INSTRUCTION: Copy out the entries exactly, from the first line to the last.

--- START DATA FOR THIS TASK ---

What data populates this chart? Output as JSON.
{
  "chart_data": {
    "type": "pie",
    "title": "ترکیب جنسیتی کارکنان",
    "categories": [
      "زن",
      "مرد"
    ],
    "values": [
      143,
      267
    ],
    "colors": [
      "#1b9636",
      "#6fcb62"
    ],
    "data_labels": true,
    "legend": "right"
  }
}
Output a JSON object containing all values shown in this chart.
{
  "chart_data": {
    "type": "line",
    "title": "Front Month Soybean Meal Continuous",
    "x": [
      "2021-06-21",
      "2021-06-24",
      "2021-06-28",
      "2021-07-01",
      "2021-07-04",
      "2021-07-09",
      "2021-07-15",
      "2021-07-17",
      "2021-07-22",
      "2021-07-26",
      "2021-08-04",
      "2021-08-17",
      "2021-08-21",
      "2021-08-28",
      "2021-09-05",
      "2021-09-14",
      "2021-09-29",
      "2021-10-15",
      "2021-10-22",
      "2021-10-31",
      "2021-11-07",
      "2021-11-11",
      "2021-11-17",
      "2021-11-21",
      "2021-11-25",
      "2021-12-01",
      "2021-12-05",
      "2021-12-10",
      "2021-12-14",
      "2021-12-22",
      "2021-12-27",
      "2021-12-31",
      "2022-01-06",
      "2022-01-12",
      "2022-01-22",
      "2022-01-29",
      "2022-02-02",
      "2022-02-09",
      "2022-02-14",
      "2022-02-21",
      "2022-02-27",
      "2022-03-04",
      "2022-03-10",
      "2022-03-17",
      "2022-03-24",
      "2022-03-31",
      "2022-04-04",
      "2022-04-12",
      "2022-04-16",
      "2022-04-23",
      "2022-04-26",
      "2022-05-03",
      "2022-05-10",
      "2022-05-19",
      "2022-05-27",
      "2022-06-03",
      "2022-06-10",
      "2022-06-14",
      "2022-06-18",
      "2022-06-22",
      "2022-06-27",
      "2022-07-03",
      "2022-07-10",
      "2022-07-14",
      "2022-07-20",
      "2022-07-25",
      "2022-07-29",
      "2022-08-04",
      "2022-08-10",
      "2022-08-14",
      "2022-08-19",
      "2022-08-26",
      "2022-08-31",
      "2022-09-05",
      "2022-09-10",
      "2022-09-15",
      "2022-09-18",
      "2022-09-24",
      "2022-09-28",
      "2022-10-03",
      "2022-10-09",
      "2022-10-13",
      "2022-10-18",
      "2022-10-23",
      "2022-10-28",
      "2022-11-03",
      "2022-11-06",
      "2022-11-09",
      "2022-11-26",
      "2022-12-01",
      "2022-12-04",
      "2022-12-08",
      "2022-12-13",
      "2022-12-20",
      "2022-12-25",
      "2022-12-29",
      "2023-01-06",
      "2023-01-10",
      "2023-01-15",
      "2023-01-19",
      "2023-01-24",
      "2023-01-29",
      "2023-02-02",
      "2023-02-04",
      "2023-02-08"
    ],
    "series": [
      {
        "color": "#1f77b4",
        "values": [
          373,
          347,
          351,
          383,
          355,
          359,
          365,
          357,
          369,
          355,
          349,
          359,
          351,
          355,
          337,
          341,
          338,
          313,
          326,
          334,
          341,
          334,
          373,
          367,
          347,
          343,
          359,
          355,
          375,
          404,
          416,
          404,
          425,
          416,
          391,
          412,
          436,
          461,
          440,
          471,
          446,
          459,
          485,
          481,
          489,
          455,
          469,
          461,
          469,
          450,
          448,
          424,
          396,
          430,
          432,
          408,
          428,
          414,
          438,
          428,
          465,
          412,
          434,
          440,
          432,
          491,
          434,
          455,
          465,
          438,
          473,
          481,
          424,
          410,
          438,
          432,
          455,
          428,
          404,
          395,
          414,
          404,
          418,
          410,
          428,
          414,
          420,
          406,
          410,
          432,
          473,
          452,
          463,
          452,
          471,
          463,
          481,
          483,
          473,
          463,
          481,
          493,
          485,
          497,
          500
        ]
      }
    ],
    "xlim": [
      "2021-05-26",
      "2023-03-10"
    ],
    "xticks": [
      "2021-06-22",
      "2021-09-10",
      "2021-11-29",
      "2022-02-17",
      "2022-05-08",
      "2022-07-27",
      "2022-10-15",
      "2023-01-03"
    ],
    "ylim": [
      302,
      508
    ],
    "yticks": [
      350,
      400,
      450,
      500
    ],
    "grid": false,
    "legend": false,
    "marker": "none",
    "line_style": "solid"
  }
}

--- END DATA FOR THIS TASK ---

SOLVED PROBLEM:
What data populates this chart? Output as JSON.
{
  "chart_data": {
    "type": "pie",
    "title": "ترکیب جنسیتی کارکنان",
    "categories": [
      "زن",
      "مرد"
    ],
    "values": [
      143,
      267
    ],
    "colors": [
      "#1b9636",
      "#6fcb62"
    ],
    "data_labels": true,
    "legend": "right"
  }
}
Output a JSON object containing all values shown in this chart.
{
  "chart_data": {
    "type": "line",
    "title": "Front Month Soybean Meal Continuous",
    "x": [
      "2021-06-21",
      "2021-06-24",
      "2021-06-28",
      "2021-07-01",
      "2021-07-04",
      "2021-07-09",
      "2021-07-15",
      "2021-07-17",
      "2021-07-22",
      "2021-07-26",
      "2021-08-04",
      "2021-08-17",
      "2021-08-21",
      "2021-08-28",
      "2021-09-05",
      "2021-09-14",
      "2021-09-29",
      "2021-10-15",
      "2021-10-22",
      "2021-10-31",
      "2021-11-07",
      "2021-11-11",
      "2021-11-17",
      "2021-11-21",
      "2021-11-25",
      "2021-12-01",
      "2021-12-05",
      "2021-12-10",
      "2021-12-14",
      "2021-12-22",
      "2021-12-27",
      "2021-12-31",
      "2022-01-06",
      "2022-01-12",
      "2022-01-22",
      "2022-01-29",
      "2022-02-02",
      "2022-02-09",
      "2022-02-14",
      "2022-02-21",
      "2022-02-27",
      "2022-03-04",
      "2022-03-10",
      "2022-03-17",
      "2022-03-24",
      "2022-03-31",
      "2022-04-04",
      "2022-04-12",
      "2022-04-16",
      "2022-04-23",
      "2022-04-26",
      "2022-05-03",
      "2022-05-10",
      "2022-05-19",
      "2022-05-27",
      "2022-06-03",
      "2022-06-10",
      "2022-06-14",
      "2022-06-18",
      "2022-06-22",
      "2022-06-27",
      "2022-07-03",
      "2022-07-10",
      "2022-07-14",
      "2022-07-20",
      "2022-07-25",
      "2022-07-29",
      "2022-08-04",
      "2022-08-10",
      "2022-08-14",
      "2022-08-19",
      "2022-08-26",
      "2022-08-31",
      "2022-09-05",
      "2022-09-10",
      "2022-09-15",
      "2022-09-18",
      "2022-09-24",
      "2022-09-28",
      "2022-10-03",
      "2022-10-09",
      "2022-10-13",
      "2022-10-18",
      "2022-10-23",
      "2022-10-28",
      "2022-11-03",
      "2022-11-06",
      "2022-11-09",
      "2022-11-26",
      "2022-12-01",
      "2022-12-04",
      "2022-12-08",
      "2022-12-13",
      "2022-12-20",
      "2022-12-25",
      "2022-12-29",
      "2023-01-06",
      "2023-01-10",
      "2023-01-15",
      "2023-01-19",
      "2023-01-24",
      "2023-01-29",
      "2023-02-02",
      "2023-02-04",
      "2023-02-08"
    ],
    "series": [
      {
        "color": "#1f77b4",
        "values": [
          373,
          347,
          351,
          383,
          355,
          359,
          365,
          357,
          369,
          355,
          349,
          359,
          351,
          355,
          337,
          341,
          338,
          313,
          326,
          334,
          341,
          334,
          373,
          367,
          347,
          343,
          359,
          355,
          375,
          404,
          416,
          404,
          425,
          416,
          391,
          412,
          436,
          461,
          440,
          471,
          446,
          459,
          485,
          481,
          489,
          455,
          469,
          461,
          469,
          450,
          448,
          424,
          396,
          430,
          432,
          408,
          428,
          414,
          438,
          428,
          465,
          412,
          434,
          440,
          432,
          491,
          434,
          455,
          465,
          438,
          473,
          481,
          424,
          410,
          438,
          432,
          455,
          428,
          404,
          395,
          414,
          404,
          418,
          410,
          428,
          414,
          420,
          406,
          410,
          432,
          473,
          452,
          463,
          452,
          471,
          463,
          481,
          483,
          473,
          463,
          481,
          493,
          485,
          497,
          500
        ]
      }
    ],
    "xlim": [
      "2021-05-26",
      "2023-03-10"
    ],
    "xticks": [
      "2021-06-22",
      "2021-09-10",
      "2021-11-29",
      "2022-02-17",
      "2022-05-08",
      "2022-07-27",
      "2022-10-15",
      "2023-01-03"
    ],
    "ylim": [
      302,
      508
    ],
    "yticks": [
      350,
      400,
      450,
      500
    ],
    "grid": false,
    "legend": false,
    "marker": "none",
    "line_style": "solid"
  }
}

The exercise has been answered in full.